THE TASK.
Filter the entries, keeping every line with the word "this".

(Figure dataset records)
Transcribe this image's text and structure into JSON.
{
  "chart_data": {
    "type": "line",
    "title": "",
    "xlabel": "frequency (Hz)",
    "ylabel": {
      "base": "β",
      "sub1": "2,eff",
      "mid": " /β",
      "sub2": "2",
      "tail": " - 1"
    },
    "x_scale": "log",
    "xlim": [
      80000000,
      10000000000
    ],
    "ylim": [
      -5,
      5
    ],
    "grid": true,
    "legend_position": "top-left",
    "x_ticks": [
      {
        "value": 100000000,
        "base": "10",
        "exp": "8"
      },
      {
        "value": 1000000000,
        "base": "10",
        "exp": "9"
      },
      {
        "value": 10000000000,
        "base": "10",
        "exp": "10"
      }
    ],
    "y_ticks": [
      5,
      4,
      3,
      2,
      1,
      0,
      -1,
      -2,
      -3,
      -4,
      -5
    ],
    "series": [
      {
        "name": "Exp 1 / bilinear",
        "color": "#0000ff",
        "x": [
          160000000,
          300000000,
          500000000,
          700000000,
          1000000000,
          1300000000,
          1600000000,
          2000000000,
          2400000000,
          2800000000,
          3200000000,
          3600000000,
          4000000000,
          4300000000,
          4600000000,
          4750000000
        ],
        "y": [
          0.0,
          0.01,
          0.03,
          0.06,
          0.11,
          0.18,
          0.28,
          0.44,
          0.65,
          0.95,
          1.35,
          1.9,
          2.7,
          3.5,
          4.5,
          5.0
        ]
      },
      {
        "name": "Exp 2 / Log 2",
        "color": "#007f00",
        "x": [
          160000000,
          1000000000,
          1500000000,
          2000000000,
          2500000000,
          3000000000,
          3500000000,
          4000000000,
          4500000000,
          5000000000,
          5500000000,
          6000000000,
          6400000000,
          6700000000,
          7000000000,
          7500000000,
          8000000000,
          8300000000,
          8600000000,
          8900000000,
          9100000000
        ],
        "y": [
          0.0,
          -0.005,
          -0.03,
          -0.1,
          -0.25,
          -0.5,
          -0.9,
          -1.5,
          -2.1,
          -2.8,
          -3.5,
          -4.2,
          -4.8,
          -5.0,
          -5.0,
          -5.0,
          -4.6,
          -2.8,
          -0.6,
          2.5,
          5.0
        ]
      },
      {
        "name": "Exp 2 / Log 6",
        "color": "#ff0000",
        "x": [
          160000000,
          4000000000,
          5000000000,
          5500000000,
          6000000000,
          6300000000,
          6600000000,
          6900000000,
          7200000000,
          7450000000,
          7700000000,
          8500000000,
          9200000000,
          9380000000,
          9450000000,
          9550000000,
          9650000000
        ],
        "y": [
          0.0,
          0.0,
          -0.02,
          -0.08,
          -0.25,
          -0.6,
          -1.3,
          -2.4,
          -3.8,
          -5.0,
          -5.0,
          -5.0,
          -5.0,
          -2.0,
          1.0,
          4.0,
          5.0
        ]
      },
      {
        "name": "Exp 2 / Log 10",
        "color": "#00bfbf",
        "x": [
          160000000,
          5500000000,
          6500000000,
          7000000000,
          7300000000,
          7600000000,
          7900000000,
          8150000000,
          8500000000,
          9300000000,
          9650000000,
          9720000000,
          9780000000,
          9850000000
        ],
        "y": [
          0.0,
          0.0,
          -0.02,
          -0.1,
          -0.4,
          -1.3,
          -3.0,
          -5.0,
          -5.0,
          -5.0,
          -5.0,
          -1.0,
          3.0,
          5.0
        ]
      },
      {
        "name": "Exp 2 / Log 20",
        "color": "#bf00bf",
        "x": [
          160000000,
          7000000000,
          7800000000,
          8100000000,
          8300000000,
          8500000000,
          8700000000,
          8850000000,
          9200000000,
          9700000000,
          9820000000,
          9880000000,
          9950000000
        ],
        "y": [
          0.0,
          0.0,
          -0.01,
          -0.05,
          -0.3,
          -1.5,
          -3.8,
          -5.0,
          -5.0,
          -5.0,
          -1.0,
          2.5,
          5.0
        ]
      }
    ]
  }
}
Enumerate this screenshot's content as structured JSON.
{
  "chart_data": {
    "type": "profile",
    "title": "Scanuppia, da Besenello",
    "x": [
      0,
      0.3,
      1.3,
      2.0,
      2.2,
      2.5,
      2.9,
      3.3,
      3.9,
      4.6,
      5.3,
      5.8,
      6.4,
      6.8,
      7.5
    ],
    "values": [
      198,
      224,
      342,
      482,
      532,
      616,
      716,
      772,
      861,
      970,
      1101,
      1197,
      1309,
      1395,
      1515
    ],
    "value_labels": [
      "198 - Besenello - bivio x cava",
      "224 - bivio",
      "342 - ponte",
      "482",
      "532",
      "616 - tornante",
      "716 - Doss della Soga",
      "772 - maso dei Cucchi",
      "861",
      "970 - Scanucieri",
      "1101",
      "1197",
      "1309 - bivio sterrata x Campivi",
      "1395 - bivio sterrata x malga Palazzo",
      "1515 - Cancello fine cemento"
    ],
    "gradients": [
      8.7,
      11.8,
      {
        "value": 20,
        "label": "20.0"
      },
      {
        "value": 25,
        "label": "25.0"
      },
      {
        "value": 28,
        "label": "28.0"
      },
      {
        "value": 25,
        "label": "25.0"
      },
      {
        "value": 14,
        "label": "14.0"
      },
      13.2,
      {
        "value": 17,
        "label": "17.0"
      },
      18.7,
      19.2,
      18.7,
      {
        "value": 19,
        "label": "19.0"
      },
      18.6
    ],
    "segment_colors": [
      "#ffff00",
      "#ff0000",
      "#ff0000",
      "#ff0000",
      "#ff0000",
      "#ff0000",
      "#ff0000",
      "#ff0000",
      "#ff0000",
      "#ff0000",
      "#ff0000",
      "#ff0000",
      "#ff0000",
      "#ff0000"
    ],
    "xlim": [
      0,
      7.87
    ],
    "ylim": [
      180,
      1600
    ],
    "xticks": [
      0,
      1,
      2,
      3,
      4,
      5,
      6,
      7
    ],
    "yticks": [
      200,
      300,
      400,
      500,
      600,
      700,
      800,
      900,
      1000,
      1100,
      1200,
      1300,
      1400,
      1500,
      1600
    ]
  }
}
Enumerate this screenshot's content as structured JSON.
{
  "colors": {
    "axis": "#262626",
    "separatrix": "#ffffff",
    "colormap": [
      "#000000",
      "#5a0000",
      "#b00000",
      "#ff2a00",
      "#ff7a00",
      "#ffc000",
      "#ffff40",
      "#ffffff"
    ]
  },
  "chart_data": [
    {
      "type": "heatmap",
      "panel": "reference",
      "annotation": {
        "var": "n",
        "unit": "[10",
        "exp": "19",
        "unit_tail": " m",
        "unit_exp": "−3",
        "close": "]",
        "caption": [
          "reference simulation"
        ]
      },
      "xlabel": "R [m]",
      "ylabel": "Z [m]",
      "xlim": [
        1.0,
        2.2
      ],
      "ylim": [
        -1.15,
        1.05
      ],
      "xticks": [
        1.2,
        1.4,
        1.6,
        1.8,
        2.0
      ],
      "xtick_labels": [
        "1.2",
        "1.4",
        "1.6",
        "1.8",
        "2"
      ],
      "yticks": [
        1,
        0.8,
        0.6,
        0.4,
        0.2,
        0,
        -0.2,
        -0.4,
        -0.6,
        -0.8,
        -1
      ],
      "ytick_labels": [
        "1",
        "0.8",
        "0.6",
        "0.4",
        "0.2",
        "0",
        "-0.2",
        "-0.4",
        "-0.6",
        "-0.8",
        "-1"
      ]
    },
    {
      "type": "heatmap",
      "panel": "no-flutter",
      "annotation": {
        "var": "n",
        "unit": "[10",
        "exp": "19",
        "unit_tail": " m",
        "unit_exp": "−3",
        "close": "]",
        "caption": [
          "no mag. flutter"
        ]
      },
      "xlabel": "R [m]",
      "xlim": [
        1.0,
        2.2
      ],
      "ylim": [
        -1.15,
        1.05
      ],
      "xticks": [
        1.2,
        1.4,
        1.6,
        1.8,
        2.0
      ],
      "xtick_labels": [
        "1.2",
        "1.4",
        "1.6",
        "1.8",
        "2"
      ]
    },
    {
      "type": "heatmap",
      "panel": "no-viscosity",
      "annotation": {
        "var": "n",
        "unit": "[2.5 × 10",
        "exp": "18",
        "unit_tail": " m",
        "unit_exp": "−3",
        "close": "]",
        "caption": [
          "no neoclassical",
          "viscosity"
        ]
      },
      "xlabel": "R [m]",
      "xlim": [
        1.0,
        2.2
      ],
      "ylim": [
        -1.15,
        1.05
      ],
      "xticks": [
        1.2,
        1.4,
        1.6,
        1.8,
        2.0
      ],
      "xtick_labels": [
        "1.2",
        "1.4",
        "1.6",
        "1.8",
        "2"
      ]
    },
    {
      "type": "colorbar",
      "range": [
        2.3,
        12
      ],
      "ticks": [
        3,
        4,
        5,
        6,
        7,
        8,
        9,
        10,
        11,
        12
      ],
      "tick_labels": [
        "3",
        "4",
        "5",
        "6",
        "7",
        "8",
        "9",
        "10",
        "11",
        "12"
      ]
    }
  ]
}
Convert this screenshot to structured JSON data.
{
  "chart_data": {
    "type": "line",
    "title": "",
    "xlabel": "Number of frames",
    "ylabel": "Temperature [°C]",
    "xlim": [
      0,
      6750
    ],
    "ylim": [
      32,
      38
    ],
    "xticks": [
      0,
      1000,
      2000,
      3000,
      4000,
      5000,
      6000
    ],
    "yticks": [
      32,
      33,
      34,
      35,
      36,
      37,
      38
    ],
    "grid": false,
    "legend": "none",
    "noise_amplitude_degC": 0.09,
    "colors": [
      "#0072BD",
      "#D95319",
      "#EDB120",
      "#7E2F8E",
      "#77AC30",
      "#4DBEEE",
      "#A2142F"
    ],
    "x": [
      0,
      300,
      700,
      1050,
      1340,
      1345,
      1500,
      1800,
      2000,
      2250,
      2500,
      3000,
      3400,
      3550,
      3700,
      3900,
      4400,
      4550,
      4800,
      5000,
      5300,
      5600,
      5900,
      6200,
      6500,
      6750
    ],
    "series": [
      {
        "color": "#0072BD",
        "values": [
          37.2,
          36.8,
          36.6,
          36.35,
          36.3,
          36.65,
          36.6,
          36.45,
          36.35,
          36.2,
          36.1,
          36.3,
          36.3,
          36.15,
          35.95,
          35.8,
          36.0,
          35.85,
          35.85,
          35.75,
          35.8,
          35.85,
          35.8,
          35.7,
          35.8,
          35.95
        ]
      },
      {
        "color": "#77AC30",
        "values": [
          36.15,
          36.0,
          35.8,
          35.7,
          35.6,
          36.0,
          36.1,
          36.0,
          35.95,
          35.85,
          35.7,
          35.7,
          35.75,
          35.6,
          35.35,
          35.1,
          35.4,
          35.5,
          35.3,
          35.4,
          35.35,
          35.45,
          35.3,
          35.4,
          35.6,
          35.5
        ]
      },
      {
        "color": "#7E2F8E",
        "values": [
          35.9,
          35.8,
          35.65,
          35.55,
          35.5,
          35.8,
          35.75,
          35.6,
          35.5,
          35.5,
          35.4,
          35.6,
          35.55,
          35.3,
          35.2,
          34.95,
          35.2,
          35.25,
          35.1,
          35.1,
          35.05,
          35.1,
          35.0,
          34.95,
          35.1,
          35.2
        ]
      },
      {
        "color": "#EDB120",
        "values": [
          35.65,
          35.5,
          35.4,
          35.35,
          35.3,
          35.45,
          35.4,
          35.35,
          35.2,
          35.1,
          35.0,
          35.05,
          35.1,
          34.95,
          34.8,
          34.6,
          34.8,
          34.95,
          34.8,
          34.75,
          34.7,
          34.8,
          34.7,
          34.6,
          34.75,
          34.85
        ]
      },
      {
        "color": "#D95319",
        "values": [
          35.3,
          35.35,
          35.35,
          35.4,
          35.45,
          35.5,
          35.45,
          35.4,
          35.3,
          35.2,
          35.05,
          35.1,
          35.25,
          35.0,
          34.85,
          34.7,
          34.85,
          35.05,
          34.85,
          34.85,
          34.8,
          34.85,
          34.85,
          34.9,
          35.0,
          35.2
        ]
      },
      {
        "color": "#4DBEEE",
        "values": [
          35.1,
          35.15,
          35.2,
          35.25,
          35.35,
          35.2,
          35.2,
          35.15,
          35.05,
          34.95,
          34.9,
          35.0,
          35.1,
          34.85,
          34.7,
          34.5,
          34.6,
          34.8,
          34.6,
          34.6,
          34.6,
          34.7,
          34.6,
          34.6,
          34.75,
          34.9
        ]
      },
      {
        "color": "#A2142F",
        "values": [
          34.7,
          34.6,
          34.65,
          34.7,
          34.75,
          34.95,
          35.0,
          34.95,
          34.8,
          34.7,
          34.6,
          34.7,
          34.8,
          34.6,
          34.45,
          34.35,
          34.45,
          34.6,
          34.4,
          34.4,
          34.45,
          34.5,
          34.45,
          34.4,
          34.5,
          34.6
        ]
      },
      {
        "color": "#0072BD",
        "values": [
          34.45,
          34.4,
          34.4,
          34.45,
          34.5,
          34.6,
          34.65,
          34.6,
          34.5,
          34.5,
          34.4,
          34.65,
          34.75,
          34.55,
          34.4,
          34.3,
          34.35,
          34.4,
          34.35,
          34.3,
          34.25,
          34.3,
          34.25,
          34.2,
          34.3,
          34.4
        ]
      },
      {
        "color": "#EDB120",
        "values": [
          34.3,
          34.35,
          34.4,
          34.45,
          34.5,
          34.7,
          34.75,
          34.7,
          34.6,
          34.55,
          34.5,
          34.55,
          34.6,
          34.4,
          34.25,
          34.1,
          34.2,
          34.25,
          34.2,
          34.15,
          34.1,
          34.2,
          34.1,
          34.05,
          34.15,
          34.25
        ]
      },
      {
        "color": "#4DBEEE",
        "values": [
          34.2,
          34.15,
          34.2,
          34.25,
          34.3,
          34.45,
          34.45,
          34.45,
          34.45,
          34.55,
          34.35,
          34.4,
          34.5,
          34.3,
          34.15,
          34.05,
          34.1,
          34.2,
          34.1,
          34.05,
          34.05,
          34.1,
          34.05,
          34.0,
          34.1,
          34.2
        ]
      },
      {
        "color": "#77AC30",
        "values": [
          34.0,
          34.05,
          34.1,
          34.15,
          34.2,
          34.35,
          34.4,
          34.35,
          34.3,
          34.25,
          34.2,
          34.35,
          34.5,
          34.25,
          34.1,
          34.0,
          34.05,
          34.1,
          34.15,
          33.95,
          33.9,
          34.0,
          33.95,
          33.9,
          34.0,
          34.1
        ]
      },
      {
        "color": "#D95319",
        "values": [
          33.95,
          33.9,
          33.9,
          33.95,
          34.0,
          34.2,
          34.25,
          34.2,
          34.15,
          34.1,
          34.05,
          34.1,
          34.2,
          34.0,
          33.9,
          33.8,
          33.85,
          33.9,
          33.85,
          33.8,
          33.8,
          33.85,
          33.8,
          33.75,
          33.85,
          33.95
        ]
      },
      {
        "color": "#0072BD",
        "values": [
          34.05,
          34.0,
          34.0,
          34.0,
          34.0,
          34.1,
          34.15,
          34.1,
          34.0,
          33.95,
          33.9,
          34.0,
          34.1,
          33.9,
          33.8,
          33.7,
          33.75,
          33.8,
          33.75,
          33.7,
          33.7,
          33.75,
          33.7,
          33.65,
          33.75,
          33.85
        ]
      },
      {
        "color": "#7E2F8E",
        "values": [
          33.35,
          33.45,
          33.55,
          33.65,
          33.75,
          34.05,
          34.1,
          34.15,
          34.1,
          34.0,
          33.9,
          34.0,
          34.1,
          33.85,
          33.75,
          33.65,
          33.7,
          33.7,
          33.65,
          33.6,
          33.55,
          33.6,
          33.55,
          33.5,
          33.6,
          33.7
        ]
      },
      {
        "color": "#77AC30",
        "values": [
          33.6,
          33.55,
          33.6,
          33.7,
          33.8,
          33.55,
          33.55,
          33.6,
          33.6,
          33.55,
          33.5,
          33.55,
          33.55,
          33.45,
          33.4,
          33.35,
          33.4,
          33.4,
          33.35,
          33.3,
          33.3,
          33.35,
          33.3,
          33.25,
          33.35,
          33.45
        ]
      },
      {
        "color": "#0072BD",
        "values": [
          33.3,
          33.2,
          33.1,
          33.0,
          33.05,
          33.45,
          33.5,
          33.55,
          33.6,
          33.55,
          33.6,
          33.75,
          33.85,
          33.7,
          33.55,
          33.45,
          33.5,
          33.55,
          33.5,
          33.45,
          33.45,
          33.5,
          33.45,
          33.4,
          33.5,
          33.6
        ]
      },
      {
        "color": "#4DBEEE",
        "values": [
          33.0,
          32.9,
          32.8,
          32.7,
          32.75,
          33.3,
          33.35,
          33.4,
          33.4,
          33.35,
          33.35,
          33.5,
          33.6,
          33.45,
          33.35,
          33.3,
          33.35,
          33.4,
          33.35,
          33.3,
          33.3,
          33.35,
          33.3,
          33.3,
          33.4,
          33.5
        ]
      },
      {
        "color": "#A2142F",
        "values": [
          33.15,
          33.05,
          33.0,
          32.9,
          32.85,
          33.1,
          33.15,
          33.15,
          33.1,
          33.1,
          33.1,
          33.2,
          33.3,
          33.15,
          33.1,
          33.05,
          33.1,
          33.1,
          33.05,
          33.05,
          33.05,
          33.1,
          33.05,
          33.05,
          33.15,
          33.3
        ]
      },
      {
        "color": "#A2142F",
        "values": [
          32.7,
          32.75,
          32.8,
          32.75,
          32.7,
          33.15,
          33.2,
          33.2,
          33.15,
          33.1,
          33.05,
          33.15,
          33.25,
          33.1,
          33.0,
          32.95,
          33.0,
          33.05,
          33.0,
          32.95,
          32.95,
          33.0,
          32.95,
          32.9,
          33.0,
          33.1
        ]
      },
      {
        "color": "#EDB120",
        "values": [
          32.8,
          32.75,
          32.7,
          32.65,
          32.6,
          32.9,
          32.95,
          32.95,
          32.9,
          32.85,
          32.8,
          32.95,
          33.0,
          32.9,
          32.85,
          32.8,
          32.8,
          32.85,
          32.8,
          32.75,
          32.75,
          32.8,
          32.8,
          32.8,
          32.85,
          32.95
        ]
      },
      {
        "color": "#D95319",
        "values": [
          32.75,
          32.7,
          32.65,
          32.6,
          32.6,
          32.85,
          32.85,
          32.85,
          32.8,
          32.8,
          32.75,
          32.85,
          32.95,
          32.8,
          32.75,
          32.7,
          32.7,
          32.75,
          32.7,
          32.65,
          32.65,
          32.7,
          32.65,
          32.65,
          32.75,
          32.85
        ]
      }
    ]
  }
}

FINISHED ANSWER.
Transcribe this image's text and structure into JSON.
Enumerate this screenshot's content as structured JSON.
Enumerate this screenshot's content as structured JSON.
Convert this screenshot to structured JSON data.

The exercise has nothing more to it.